» Exercises to complete:
**1)** Quote word for word the stretch from "The tenor of" through "to the bank." in the article on the FDIC's lawsuit against Silverton Bank's former directors and officers.
**2)** Extend the article on the FDIC's complaint against Silverton Bank's former directors and officers, starting from the point where it stops.

» Extract provided:
"""
On August 22, 2011, the FDIC filed a complaint in the U.S. District Court for the Northern District of Georgia against the former directors and executive officers of Silverton Bank, N.A.    Silverton was declared insolvent and placed into FDIC receivership on May 1, 2009.

Silverton, formerly known as The Banker’s Bank, was not a traditional banking institution.  It provided correspondent and clearinghouse services, among other financial services, to community banks only.  Silverton was owned by investor banks, and its board was comprised entirely of experienced community bankers.

The FDIC’s account of Silverton’s failure contains many of the same hallmark allegations present in its prior D&O lawsuits:

  • overly-aggressive growth goals;
  • compensation that incentivized loan production regardless of asset quality;
  • expansion of lending into unfamiliar geographic markets;
  • heavy focus on risky CRE and ADC lending;
  • significant weaknesses in loan underwriting and credit administration;
  • ignored warnings from state and federal banking regulators; and
  • complete disregard of deteriorating economic conditions.

As it has done in prior lawsuits, the FDIC has identified several failed credit transactions that it contends are examples of negligence, gross and a breach of fiduciary duty by the directors or officers who approved them.  In total, the FDIC seeks damages in excess of $61 million for fifteen (15) specific credit transactions.

Although it contains some familiar allegations and case themes, the FDIC’s complaint against the Silverton D&Os is unique, both in substance and tone.  For the first time in the current downturn, the FDIC seeks to hold directors liable for instances of what it describes as “corporate waste.”  Specifically, the complaint recites several examples of Silverton’s “extravagant spending” while the economy was in decline, including: (i) the purchase of two corporate aircraft for the bank holding company; (ii) the construction of a new airplane hangar for the holding company on leased property; (iii) the construction of a “lavish” new office building, which Silverton occupied 20 months before the expiration of its then-current lease.  The FDIC alleges that the directors who authorized these specific expenditures are liable for more than $10 million of “corporate waste.”

The tenor of the FDIC’s allegations against the Silverton D&Os is more strident than in its prior lawsuits.  The FDIC is particularly critical of the Silverton board, which was comprised of CEOs or presidents of other community banks.  That experience and specialized knowledge, the FDIC contends, imposed a heightened duty on the directors to discharge the duties owed to the bank.
"""
» Recorded information:
"""
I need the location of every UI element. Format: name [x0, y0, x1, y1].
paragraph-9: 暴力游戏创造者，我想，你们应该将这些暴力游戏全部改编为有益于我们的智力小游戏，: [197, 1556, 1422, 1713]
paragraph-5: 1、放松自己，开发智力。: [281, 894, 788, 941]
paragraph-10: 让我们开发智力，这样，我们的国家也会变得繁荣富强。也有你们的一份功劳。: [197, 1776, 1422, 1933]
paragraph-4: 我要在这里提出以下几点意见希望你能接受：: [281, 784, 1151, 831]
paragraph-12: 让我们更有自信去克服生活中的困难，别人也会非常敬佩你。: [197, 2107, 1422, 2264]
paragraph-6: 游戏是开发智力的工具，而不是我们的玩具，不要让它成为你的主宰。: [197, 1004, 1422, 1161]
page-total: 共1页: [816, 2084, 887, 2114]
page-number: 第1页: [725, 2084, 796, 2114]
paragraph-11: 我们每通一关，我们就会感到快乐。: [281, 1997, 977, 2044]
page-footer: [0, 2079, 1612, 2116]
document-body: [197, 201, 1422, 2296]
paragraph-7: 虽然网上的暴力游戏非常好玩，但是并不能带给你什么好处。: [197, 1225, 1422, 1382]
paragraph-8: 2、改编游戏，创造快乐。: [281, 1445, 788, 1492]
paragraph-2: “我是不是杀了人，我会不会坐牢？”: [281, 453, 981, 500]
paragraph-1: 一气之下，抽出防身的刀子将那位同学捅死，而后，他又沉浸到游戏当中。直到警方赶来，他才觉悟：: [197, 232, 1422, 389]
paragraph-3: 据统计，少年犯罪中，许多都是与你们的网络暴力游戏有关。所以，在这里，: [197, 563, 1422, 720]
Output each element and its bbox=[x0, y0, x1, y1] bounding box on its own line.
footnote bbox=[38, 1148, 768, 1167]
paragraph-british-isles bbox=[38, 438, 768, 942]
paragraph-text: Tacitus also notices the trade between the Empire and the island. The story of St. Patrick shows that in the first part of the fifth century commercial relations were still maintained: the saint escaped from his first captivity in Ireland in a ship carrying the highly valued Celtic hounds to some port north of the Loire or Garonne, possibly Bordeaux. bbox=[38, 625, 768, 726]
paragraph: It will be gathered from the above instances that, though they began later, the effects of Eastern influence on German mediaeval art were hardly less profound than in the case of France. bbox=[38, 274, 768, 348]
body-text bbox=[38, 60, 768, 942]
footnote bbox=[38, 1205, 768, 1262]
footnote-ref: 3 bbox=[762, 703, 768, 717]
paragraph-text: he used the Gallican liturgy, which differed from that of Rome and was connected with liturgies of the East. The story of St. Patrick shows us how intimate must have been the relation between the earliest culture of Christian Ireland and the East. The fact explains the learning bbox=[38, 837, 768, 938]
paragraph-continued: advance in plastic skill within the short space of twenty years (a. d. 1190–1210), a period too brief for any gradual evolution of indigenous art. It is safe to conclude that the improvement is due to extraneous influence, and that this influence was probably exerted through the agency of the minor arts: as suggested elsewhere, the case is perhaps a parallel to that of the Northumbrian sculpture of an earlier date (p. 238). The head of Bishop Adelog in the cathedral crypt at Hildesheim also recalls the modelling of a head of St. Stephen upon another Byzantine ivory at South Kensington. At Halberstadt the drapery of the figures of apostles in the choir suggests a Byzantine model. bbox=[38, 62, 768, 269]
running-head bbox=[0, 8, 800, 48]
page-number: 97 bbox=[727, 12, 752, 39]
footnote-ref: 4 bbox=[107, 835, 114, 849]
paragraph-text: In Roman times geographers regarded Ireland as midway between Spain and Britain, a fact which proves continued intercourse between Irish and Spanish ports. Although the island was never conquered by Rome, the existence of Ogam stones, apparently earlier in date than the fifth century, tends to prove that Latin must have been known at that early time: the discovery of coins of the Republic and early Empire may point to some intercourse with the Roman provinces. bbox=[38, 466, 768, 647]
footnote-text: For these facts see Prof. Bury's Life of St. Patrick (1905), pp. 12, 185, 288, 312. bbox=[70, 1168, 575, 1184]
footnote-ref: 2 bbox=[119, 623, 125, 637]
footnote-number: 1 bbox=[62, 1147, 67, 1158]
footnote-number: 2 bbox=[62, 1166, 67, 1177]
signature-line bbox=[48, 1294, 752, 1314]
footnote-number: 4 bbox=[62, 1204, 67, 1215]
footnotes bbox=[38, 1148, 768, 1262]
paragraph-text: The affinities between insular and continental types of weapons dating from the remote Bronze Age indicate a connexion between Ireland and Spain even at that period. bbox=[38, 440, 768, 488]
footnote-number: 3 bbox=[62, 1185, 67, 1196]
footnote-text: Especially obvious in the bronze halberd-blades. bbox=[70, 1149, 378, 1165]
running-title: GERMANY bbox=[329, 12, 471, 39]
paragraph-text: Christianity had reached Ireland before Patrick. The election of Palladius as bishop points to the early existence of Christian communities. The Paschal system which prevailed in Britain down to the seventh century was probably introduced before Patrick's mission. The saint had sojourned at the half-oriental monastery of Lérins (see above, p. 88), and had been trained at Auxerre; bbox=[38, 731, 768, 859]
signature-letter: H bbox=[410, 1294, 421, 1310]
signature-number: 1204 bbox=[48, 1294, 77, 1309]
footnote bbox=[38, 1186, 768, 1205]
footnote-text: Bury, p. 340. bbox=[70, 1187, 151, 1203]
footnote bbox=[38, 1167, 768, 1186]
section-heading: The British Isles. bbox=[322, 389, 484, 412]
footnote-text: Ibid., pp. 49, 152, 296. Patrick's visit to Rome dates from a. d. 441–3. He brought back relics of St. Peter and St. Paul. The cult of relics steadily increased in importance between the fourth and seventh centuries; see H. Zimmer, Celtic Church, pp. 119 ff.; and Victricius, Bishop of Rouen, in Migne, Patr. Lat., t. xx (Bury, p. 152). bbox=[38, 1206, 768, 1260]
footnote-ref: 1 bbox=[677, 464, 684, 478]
"""
» Answers provided:
**1)**
The tenor of the FDIC’s allegations against the Silverton D&Os is more strident than in its prior lawsuits.  The FDIC is particularly critical of the Silverton board, which was comprised of CEOs or presidents of other community banks.  That experience and specialized knowledge, the FDIC contends, imposed a heightened duty on the directors to discharge the duties owed to the bank.

**2)**
Bryan Cave banking partner Walt Moeling, who represented Silverton in connection with certain regulatory matters, has a different perspective on the immediate cause of Silverton’s failure.  The Atlanta Journal-Constitution interviewed Walt about Silverton’s failure.  Here is an excerpt from that article:

Ultimately, Moeling said, Silverton failed not because of its lending or spending, but because it is structured differently than most banks.

As a bank for banks, Silverton’s services included clearing checks, offering short-term investments for banks’ cash, financing new bank startups and divvying up and selling parts of loans – known as “participations” – that were too large for any single bank to handle.

To fund its operations, Moeling said, Silverton depended on member banks’ cash deposits in their check-clearing accounts and short-term investments.  For each member, those accounts often totaled millions of dollars – well above the FDIC’s deposit guarantee of $250,000.

When rumors of Silverton’s troubles surfaced in early 2009, a modern-day run on the bank occurred.  Member banks pulled out their money and turned to the Federal Reserve to clear their checks and hold their cash.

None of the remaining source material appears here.